# Material:
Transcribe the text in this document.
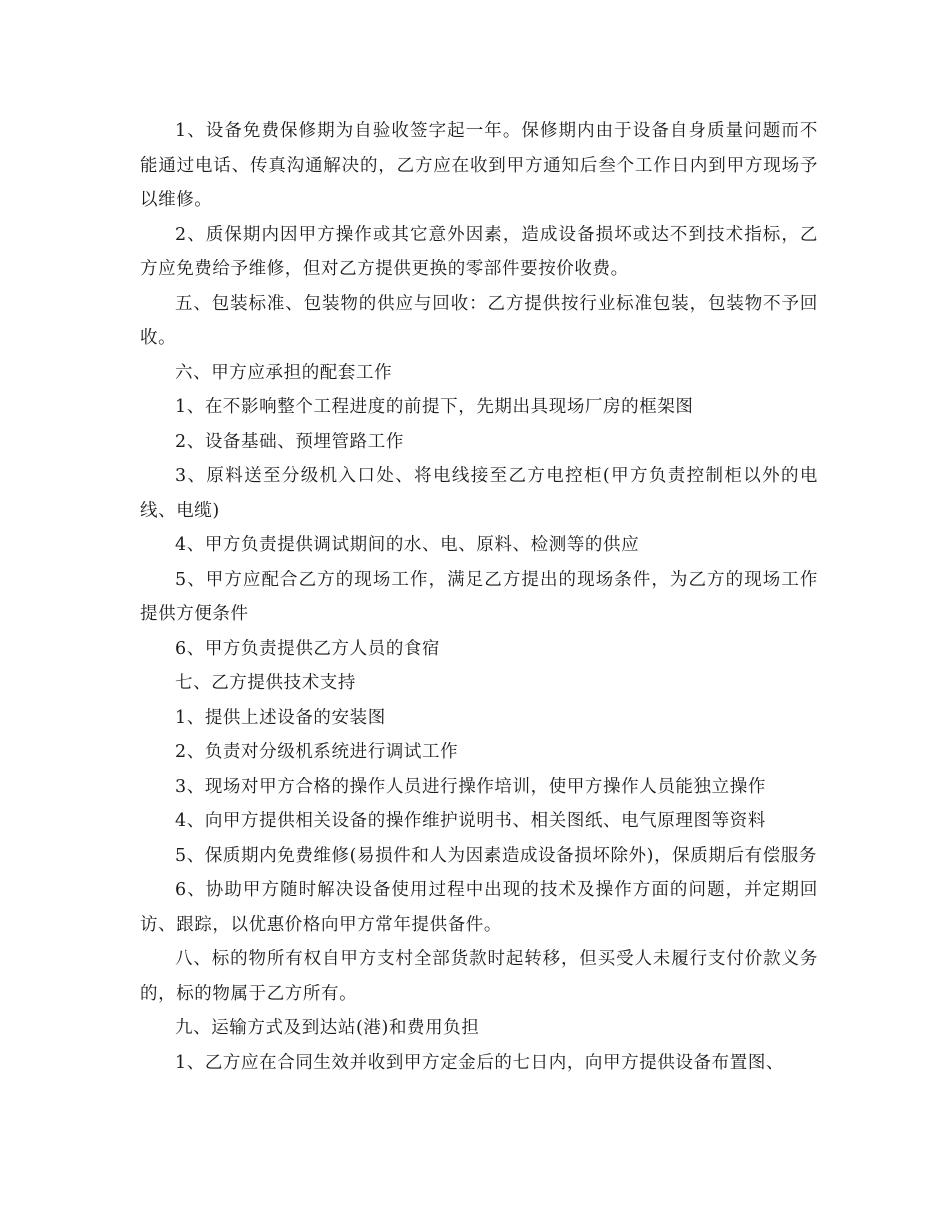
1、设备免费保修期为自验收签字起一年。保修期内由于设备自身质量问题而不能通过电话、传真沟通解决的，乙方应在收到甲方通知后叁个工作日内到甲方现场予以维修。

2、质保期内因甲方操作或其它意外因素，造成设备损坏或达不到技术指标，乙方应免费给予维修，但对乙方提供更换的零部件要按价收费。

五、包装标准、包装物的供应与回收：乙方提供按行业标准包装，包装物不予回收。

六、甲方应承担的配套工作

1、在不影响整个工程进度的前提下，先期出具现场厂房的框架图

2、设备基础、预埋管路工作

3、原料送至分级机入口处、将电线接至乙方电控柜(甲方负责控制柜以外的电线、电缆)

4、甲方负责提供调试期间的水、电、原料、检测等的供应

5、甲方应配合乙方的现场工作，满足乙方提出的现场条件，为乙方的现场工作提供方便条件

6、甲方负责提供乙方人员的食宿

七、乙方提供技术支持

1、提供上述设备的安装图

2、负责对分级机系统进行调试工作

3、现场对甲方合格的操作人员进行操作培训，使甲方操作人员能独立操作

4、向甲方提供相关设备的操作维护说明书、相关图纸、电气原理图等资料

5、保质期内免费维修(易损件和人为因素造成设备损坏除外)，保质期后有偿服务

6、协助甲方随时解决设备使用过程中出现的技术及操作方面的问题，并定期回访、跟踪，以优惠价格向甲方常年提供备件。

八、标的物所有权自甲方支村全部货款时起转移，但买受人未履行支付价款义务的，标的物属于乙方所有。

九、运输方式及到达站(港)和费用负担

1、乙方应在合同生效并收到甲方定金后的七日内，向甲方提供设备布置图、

# Directions for this task:
Omit all pictures while transcribing the entries verbatim.

# Exercise solution:
Transcribe the text in this document.
1、设备免费保修期为自验收签字起一年。保修期内由于设备自身质量问题而不能通过电话、传真沟通解决的，乙方应在收到甲方通知后叁个工作日内到甲方现场予以维修。

2、质保期内因甲方操作或其它意外因素，造成设备损坏或达不到技术指标，乙方应免费给予维修，但对乙方提供更换的零部件要按价收费。

五、包装标准、包装物的供应与回收：乙方提供按行业标准包装，包装物不予回收。

六、甲方应承担的配套工作

1、在不影响整个工程进度的前提下，先期出具现场厂房的框架图

2、设备基础、预埋管路工作

3、原料送至分级机入口处、将电线接至乙方电控柜(甲方负责控制柜以外的电线、电缆)

4、甲方负责提供调试期间的水、电、原料、检测等的供应

5、甲方应配合乙方的现场工作，满足乙方提出的现场条件，为乙方的现场工作提供方便条件

6、甲方负责提供乙方人员的食宿

七、乙方提供技术支持

1、提供上述设备的安装图

2、负责对分级机系统进行调试工作

3、现场对甲方合格的操作人员进行操作培训，使甲方操作人员能独立操作

4、向甲方提供相关设备的操作维护说明书、相关图纸、电气原理图等资料

5、保质期内免费维修(易损件和人为因素造成设备损坏除外)，保质期后有偿服务

6、协助甲方随时解决设备使用过程中出现的技术及操作方面的问题，并定期回访、跟踪，以优惠价格向甲方常年提供备件。

八、标的物所有权自甲方支村全部货款时起转移，但买受人未履行支付价款义务的，标的物属于乙方所有。

九、运输方式及到达站(港)和费用负担

1、乙方应在合同生效并收到甲方定金后的七日内，向甲方提供设备布置图、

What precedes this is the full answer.